• [DIRECTIONS FOR THIS TASK]
Drop every picture and give the entries back exactly.

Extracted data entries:
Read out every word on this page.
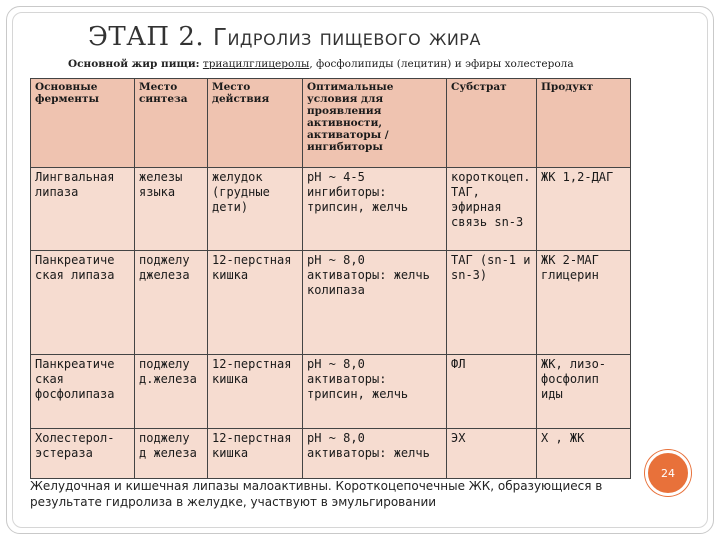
ЭТАП 2. Гидролиз пищевого жира
Основной жир пищи: триацилглицеролы, фосфолипиды (лецитин) и эфиры холестерола
Основные ферменты	Место синтеза	Место действия	Оптимальные условия для проявления активности, активаторы /ингибиторы	Субстрат	Продукт
Лингвальная липаза	железы языка	желудок (грудные дети)	рН ~ 4-5 ингибиторы: трипсин, желчь	короткоцеп. ТАГ, эфирная связь sn-3	ЖК 1,2-ДАГ
Панкреатиче ская липаза	поджелу джелеза	12-перстная кишка	рН ~ 8,0 активаторы: желчь колипаза	ТАГ (sn-1 и sn-3)	ЖК 2-МАГ глицерин
Панкреатиче ская фосфолипаза	поджелу д.железа	12-перстная кишка	рН ~ 8,0 активаторы: трипсин, желчь	ФЛ	ЖК, лизо-фосфолип иды
Холестерол-эстераза	поджелу д железа	12-перстная кишка	рН ~ 8,0 активаторы: желчь	ЭХ	Х , ЖК
Желудочная и кишечная липазы малоактивны. Короткоцепочечные ЖК, образующиеся в результате гидролиза в желудке, участвуют в эмульгировании
24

• [OUTPUT OF THE EXERCISE]
Read out every word on this page.
ЭТАП 2. Гидролиз пищевого жира
Основной жир пищи: триацилглицеролы, фосфолипиды (лецитин) и эфиры холестерола
Основные ферменты	Место синтеза	Место действия	Оптимальные условия для проявления активности, активаторы /ингибиторы	Субстрат	Продукт
Лингвальная липаза	железы языка	желудок (грудные дети)	рН ~ 4-5 ингибиторы: трипсин, желчь	короткоцеп. ТАГ, эфирная связь sn-3	ЖК 1,2-ДАГ
Панкреатиче ская липаза	поджелу джелеза	12-перстная кишка	рН ~ 8,0 активаторы: желчь колипаза	ТАГ (sn-1 и sn-3)	ЖК 2-МАГ глицерин
Панкреатиче ская фосфолипаза	поджелу д.железа	12-перстная кишка	рН ~ 8,0 активаторы: трипсин, желчь	ФЛ	ЖК, лизо-фосфолип иды
Холестерол-эстераза	поджелу д железа	12-перстная кишка	рН ~ 8,0 активаторы: желчь	ЭХ	Х , ЖК
Желудочная и кишечная липазы малоактивны. Короткоцепочечные ЖК, образующиеся в результате гидролиза в желудке, участвуют в эмульгировании
24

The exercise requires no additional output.